-- Start of SUPPLIED RECORDS --

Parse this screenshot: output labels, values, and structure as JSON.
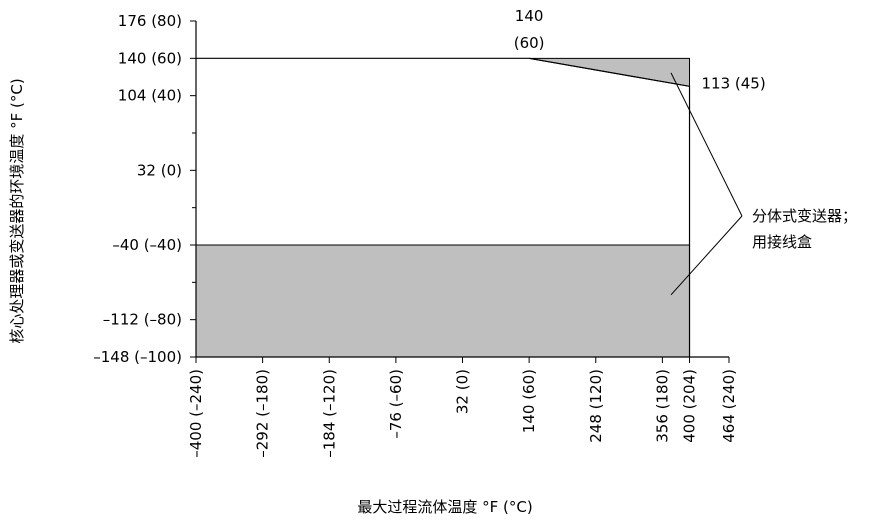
{
  "chart_data": {
    "type": "area",
    "xlabel": "最大过程流体温度 °F (°C)",
    "ylabel": "核心处理器或变送器的环境温度 °F (°C)",
    "xlim": [
      -400,
      464
    ],
    "ylim": [
      -148,
      176
    ],
    "x_ticks": [
      {
        "value": -400,
        "label": "–400 (–240)"
      },
      {
        "value": -292,
        "label": "–292 (–180)"
      },
      {
        "value": -184,
        "label": "–184 (–120)"
      },
      {
        "value": -76,
        "label": "–76 (–60)"
      },
      {
        "value": 32,
        "label": "32 (0)"
      },
      {
        "value": 140,
        "label": "140 (60)"
      },
      {
        "value": 248,
        "label": "248 (120)"
      },
      {
        "value": 356,
        "label": "356 (180)"
      },
      {
        "value": 400,
        "label": "400 (204)"
      },
      {
        "value": 464,
        "label": "464 (240)"
      }
    ],
    "y_ticks": [
      {
        "value": 176,
        "label": "176 (80)"
      },
      {
        "value": 140,
        "label": "140 (60)"
      },
      {
        "value": 104,
        "label": "104 (40)"
      },
      {
        "value": 32,
        "label": "32 (0)"
      },
      {
        "value": -40,
        "label": "–40 (–40)"
      },
      {
        "value": -112,
        "label": "–112 (–80)"
      },
      {
        "value": -148,
        "label": "–148 (–100)"
      }
    ],
    "y_minor_ticks": [
      68,
      -4,
      -76
    ],
    "boundary": [
      [
        -400,
        140
      ],
      [
        140,
        140
      ],
      [
        400,
        113
      ],
      [
        400,
        -148
      ]
    ],
    "shaded_regions": [
      {
        "points": [
          [
            140,
            140
          ],
          [
            400,
            140
          ],
          [
            400,
            113
          ]
        ]
      },
      {
        "points": [
          [
            -400,
            -40
          ],
          [
            400,
            -40
          ],
          [
            400,
            -148
          ],
          [
            -400,
            -148
          ]
        ]
      }
    ],
    "annotations": [
      {
        "at": [
          140,
          140
        ],
        "line1": "140",
        "line2": "(60)"
      },
      {
        "at": [
          400,
          113
        ],
        "text": "113 (45)"
      }
    ],
    "callout": {
      "line1": "分体式变送器；",
      "line2": "用接线盒",
      "points_to": [
        [
          370,
          126
        ],
        [
          370,
          -88
        ]
      ]
    },
    "fill_color": "#bfbfbf",
    "line_color": "#000000"
  }
}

-- End of SUPPLIED RECORDS --

▶ _STATED PROBLEM_:
Reproduce every entry exactly, but omit each picture.

▶ _RESULT OF THE EXERCISE_:
Parse this screenshot: output labels, values, and structure as JSON.
{
  "chart_data": {
    "type": "area",
    "xlabel": "最大过程流体温度 °F (°C)",
    "ylabel": "核心处理器或变送器的环境温度 °F (°C)",
    "xlim": [
      -400,
      464
    ],
    "ylim": [
      -148,
      176
    ],
    "x_ticks": [
      {
        "value": -400,
        "label": "–400 (–240)"
      },
      {
        "value": -292,
        "label": "–292 (–180)"
      },
      {
        "value": -184,
        "label": "–184 (–120)"
      },
      {
        "value": -76,
        "label": "–76 (–60)"
      },
      {
        "value": 32,
        "label": "32 (0)"
      },
      {
        "value": 140,
        "label": "140 (60)"
      },
      {
        "value": 248,
        "label": "248 (120)"
      },
      {
        "value": 356,
        "label": "356 (180)"
      },
      {
        "value": 400,
        "label": "400 (204)"
      },
      {
        "value": 464,
        "label": "464 (240)"
      }
    ],
    "y_ticks": [
      {
        "value": 176,
        "label": "176 (80)"
      },
      {
        "value": 140,
        "label": "140 (60)"
      },
      {
        "value": 104,
        "label": "104 (40)"
      },
      {
        "value": 32,
        "label": "32 (0)"
      },
      {
        "value": -40,
        "label": "–40 (–40)"
      },
      {
        "value": -112,
        "label": "–112 (–80)"
      },
      {
        "value": -148,
        "label": "–148 (–100)"
      }
    ],
    "y_minor_ticks": [
      68,
      -4,
      -76
    ],
    "boundary": [
      [
        -400,
        140
      ],
      [
        140,
        140
      ],
      [
        400,
        113
      ],
      [
        400,
        -148
      ]
    ],
    "shaded_regions": [
      {
        "points": [
          [
            140,
            140
          ],
          [
            400,
            140
          ],
          [
            400,
            113
          ]
        ]
      },
      {
        "points": [
          [
            -400,
            -40
          ],
          [
            400,
            -40
          ],
          [
            400,
            -148
          ],
          [
            -400,
            -148
          ]
        ]
      }
    ],
    "annotations": [
      {
        "at": [
          140,
          140
        ],
        "line1": "140",
        "line2": "(60)"
      },
      {
        "at": [
          400,
          113
        ],
        "text": "113 (45)"
      }
    ],
    "callout": {
      "line1": "分体式变送器；",
      "line2": "用接线盒",
      "points_to": [
        [
          370,
          126
        ],
        [
          370,
          -88
        ]
      ]
    },
    "fill_color": "#bfbfbf",
    "line_color": "#000000"
  }
}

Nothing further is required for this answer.